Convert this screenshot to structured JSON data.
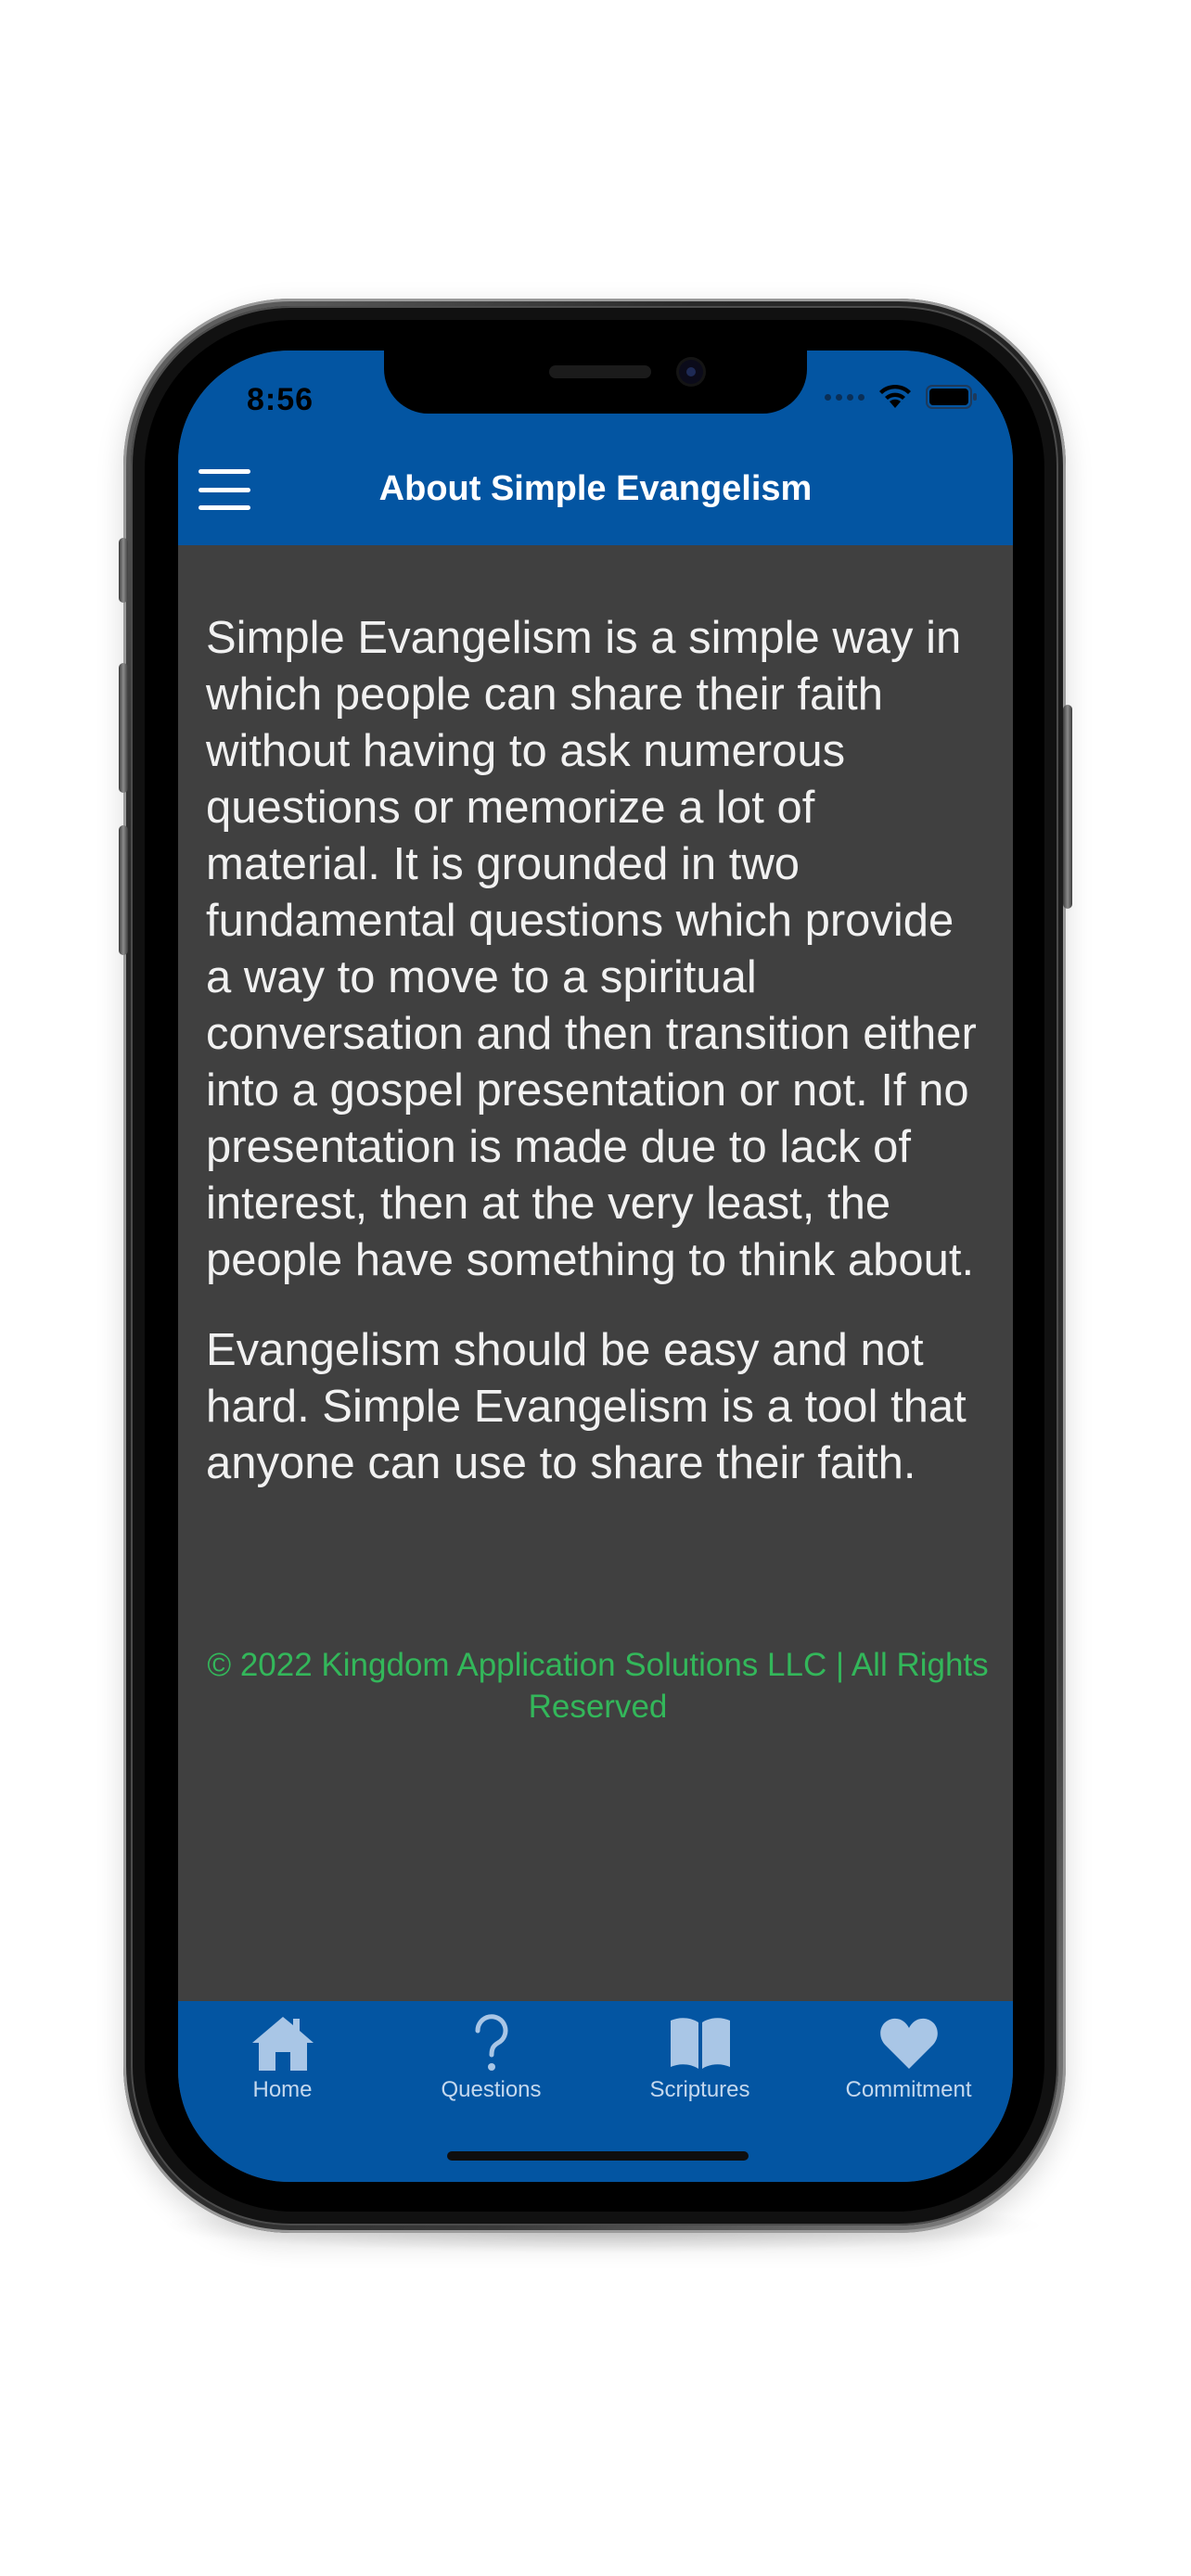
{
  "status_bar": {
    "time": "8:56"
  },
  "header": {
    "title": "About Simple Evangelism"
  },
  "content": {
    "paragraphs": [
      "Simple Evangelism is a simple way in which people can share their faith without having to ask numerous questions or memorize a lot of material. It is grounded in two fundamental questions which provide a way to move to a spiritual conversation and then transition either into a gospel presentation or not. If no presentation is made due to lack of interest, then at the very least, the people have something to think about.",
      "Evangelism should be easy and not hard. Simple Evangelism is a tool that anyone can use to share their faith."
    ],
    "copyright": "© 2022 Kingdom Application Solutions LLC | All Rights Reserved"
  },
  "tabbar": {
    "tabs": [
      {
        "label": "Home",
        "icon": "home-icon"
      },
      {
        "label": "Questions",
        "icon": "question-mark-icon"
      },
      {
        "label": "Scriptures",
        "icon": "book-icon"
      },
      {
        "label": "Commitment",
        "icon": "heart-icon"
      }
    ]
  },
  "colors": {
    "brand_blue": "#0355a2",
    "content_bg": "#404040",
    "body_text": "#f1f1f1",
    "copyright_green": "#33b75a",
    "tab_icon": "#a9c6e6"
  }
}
::::
* EXERCISE REQUIREMENTS *
Copy in full each line that holds the word "label".

* TASK ANSWER *
        "label": "Home",
        "label": "Questions",
        "label": "Scriptures",
        "label": "Commitment",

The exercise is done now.